Short exercise -> State the number of lines that hold the string "положение", with nothing added.

(Dataset entries)
-- START --

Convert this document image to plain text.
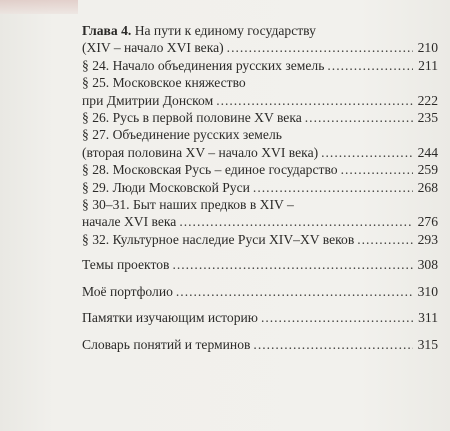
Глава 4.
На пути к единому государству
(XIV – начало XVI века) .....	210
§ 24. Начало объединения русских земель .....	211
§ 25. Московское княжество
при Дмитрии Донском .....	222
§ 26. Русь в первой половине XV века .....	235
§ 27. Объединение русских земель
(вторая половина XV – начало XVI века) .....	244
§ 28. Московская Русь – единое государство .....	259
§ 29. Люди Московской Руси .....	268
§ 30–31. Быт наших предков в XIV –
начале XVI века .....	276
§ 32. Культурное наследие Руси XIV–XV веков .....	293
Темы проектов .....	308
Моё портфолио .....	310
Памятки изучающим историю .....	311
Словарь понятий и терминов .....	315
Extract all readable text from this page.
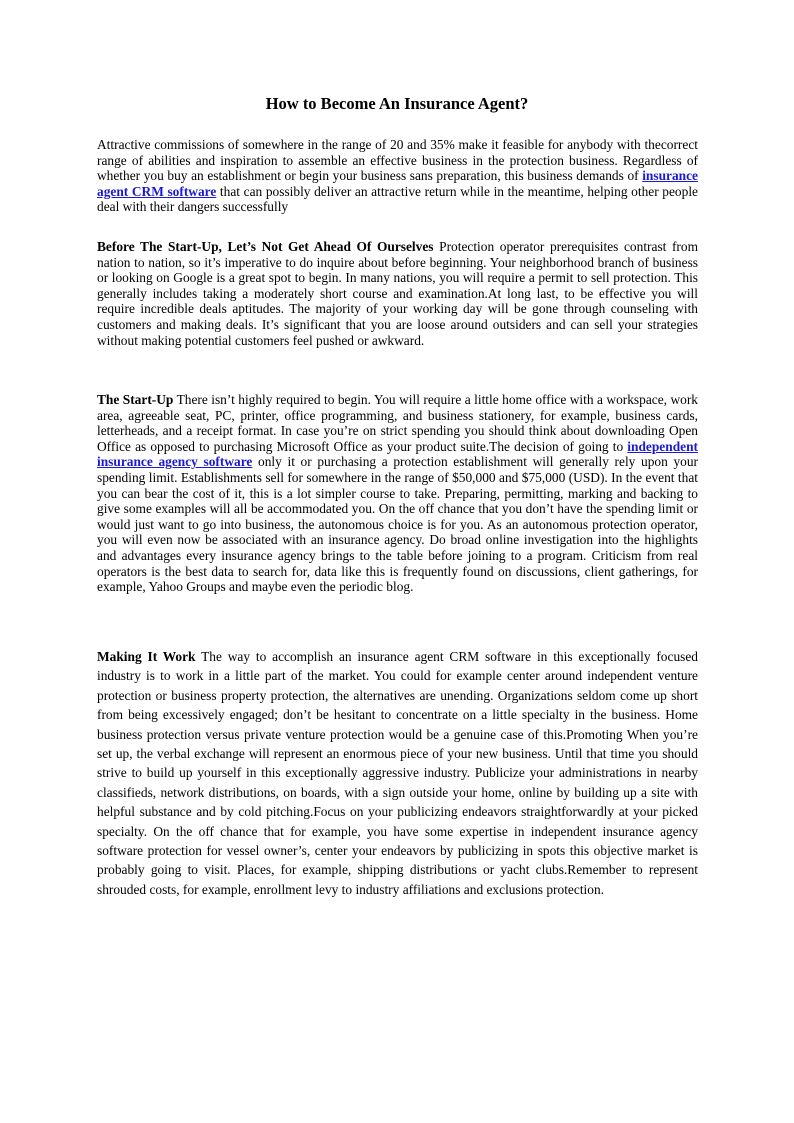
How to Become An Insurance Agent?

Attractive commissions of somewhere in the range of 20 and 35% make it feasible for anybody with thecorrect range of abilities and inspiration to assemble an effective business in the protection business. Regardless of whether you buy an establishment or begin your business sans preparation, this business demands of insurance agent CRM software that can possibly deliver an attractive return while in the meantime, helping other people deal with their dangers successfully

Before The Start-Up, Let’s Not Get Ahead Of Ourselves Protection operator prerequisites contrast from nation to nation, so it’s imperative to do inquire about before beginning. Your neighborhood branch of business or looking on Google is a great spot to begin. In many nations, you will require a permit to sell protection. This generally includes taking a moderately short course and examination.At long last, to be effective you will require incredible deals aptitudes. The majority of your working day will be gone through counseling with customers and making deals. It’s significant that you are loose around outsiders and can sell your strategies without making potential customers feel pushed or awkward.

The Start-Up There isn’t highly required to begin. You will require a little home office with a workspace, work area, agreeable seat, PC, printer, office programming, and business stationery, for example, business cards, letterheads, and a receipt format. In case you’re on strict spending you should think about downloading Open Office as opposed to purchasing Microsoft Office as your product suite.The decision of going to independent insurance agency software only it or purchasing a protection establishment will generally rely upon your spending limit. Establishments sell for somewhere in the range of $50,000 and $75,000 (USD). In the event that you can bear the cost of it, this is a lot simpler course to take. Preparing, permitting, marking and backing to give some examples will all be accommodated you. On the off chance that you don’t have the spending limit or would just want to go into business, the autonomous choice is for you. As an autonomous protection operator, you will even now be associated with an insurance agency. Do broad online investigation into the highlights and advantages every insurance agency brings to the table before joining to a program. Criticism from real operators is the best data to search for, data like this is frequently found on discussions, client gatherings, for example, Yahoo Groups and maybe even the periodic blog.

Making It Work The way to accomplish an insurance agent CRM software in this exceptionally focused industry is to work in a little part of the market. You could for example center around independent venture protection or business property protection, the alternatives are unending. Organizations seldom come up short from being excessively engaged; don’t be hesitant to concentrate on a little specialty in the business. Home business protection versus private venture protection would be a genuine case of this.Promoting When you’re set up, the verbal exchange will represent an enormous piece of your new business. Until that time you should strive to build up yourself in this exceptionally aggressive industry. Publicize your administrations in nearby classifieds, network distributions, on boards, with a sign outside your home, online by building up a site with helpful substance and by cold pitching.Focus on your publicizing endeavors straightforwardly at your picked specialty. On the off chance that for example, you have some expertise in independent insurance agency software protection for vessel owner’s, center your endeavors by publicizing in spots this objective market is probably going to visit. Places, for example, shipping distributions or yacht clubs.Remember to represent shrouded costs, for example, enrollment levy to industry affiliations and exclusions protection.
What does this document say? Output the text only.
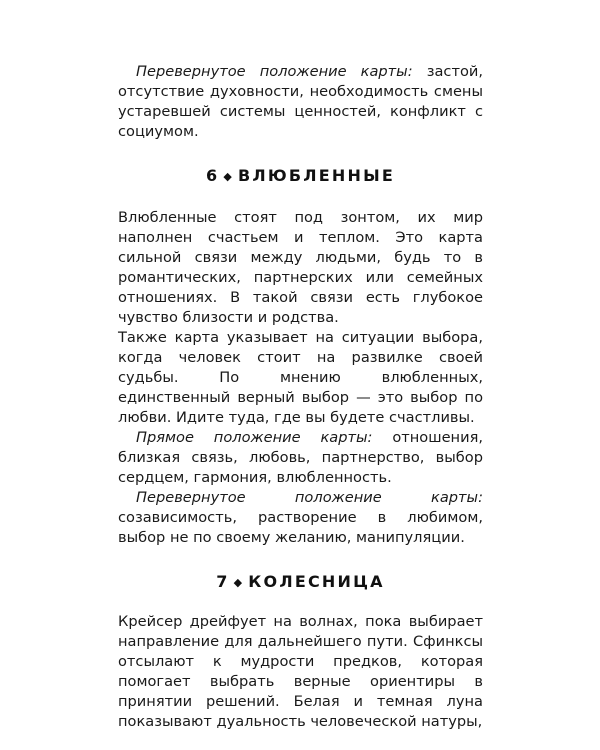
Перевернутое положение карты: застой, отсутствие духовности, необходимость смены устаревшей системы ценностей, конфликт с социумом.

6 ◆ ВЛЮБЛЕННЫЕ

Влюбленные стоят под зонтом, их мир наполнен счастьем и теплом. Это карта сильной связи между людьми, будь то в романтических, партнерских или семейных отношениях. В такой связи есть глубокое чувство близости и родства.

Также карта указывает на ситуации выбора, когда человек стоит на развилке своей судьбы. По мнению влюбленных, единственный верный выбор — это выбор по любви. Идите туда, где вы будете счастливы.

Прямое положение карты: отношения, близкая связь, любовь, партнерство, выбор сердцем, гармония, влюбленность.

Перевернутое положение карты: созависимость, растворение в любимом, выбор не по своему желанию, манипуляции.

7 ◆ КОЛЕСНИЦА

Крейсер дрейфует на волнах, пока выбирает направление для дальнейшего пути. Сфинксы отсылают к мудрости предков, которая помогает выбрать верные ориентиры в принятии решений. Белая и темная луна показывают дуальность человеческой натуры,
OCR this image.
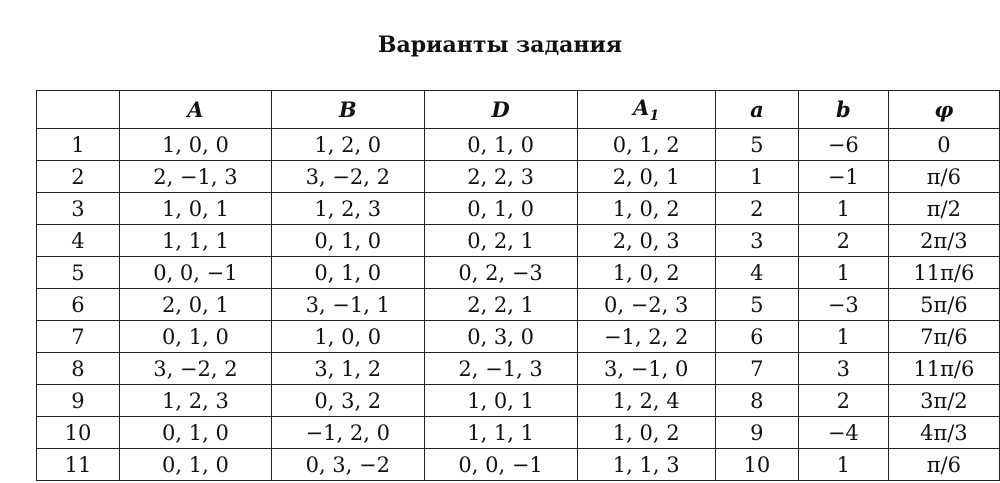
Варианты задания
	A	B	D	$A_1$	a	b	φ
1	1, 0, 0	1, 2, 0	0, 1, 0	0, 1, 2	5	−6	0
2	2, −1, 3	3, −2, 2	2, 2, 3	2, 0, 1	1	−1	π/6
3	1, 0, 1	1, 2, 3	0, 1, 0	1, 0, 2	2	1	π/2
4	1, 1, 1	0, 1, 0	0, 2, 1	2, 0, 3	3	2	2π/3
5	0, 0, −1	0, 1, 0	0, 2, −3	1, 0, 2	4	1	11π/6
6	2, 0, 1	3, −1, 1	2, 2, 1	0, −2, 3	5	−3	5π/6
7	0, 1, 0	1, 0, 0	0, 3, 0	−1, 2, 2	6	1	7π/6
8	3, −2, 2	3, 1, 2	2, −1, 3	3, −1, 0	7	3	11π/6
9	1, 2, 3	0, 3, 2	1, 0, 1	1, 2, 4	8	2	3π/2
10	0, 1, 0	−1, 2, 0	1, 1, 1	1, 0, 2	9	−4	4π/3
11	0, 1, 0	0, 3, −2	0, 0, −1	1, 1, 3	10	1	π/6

-- END --

Full response -> 3